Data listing
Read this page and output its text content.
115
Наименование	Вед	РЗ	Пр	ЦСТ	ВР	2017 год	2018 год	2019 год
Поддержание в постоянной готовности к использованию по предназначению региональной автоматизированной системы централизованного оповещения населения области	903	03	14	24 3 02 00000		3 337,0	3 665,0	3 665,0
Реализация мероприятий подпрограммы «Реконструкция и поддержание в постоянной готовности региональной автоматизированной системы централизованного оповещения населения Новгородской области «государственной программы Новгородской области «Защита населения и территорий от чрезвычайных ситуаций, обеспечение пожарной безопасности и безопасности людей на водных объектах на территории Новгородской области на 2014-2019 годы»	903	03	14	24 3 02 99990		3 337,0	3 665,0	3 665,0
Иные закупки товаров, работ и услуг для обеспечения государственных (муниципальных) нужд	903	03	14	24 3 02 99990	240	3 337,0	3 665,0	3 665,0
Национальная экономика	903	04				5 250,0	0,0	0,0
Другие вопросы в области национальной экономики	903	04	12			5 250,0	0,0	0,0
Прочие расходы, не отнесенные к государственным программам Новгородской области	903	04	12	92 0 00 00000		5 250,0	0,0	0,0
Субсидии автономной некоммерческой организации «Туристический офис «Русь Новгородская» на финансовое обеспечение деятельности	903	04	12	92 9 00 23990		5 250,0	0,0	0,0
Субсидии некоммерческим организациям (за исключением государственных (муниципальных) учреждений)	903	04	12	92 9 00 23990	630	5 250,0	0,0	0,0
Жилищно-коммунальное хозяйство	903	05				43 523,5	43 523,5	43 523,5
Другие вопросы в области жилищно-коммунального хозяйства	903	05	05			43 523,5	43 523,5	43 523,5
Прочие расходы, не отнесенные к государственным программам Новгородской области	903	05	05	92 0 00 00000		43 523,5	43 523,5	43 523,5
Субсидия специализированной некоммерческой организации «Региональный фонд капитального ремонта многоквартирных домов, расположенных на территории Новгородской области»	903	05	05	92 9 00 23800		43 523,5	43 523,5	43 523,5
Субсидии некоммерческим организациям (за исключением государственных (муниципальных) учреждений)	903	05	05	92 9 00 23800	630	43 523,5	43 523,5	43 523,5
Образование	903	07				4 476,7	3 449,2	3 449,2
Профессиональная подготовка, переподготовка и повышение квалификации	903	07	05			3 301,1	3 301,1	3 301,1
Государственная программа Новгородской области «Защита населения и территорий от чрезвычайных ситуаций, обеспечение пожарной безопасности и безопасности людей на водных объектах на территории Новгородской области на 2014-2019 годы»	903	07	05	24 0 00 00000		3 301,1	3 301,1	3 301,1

* REQUIRED TASK
Show every line of the listing in which the string "государственным" can be found.

* RESULT OF THIS EXERCISE
Прочие расходы, не отнесенные к государственным программам Новгородской области	903	04	12	92 0 00 00000		5 250,0	0,0	0,0
Прочие расходы, не отнесенные к государственным программам Новгородской области	903	05	05	92 0 00 00000		43 523,5	43 523,5	43 523,5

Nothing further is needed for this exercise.